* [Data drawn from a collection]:
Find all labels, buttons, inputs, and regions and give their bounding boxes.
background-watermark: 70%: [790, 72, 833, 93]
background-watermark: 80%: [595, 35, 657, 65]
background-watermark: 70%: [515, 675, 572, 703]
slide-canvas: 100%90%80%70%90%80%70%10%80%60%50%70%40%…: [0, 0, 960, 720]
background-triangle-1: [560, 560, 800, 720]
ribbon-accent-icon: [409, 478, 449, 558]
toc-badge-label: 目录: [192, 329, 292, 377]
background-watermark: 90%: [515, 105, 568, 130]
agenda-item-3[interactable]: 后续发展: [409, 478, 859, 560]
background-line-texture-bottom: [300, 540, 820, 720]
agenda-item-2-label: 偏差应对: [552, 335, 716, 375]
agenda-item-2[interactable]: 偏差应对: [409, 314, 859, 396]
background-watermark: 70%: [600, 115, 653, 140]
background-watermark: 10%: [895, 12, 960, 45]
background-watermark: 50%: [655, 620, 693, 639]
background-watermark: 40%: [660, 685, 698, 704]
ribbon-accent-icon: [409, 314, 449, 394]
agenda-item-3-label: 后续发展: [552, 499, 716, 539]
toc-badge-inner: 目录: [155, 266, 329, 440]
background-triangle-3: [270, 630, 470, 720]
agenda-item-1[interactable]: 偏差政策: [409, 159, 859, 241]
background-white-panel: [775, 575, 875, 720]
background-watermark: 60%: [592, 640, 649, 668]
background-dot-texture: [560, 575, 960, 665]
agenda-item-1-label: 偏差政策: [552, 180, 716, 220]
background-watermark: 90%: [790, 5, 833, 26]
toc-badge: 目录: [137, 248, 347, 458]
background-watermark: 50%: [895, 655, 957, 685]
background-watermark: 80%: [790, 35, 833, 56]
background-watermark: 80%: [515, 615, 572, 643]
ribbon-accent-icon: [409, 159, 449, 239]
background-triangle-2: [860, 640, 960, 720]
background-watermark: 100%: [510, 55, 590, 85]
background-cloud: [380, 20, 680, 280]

* [INSTRUCTION]:
Please retype every line of the listing above, character for character.

* [THE COMPLETED TASK]:
Find all labels, buttons, inputs, and regions and give their bounding boxes.
background-watermark: 70%: [790, 72, 833, 93]
background-watermark: 80%: [595, 35, 657, 65]
background-watermark: 70%: [515, 675, 572, 703]
slide-canvas: 100%90%80%70%90%80%70%10%80%60%50%70%40%…: [0, 0, 960, 720]
background-triangle-1: [560, 560, 800, 720]
ribbon-accent-icon: [409, 478, 449, 558]
toc-badge-label: 目录: [192, 329, 292, 377]
background-watermark: 90%: [515, 105, 568, 130]
agenda-item-3[interactable]: 后续发展: [409, 478, 859, 560]
background-line-texture-bottom: [300, 540, 820, 720]
agenda-item-2-label: 偏差应对: [552, 335, 716, 375]
agenda-item-2[interactable]: 偏差应对: [409, 314, 859, 396]
background-watermark: 70%: [600, 115, 653, 140]
background-watermark: 10%: [895, 12, 960, 45]
background-watermark: 50%: [655, 620, 693, 639]
background-watermark: 40%: [660, 685, 698, 704]
ribbon-accent-icon: [409, 314, 449, 394]
agenda-item-3-label: 后续发展: [552, 499, 716, 539]
toc-badge-inner: 目录: [155, 266, 329, 440]
background-triangle-3: [270, 630, 470, 720]
agenda-item-1[interactable]: 偏差政策: [409, 159, 859, 241]
background-white-panel: [775, 575, 875, 720]
background-watermark: 60%: [592, 640, 649, 668]
background-dot-texture: [560, 575, 960, 665]
agenda-item-1-label: 偏差政策: [552, 180, 716, 220]
background-watermark: 90%: [790, 5, 833, 26]
toc-badge: 目录: [137, 248, 347, 458]
background-watermark: 50%: [895, 655, 957, 685]
background-watermark: 80%: [790, 35, 833, 56]
background-watermark: 80%: [515, 615, 572, 643]
ribbon-accent-icon: [409, 159, 449, 239]
background-triangle-2: [860, 640, 960, 720]
background-watermark: 100%: [510, 55, 590, 85]
background-cloud: [380, 20, 680, 280]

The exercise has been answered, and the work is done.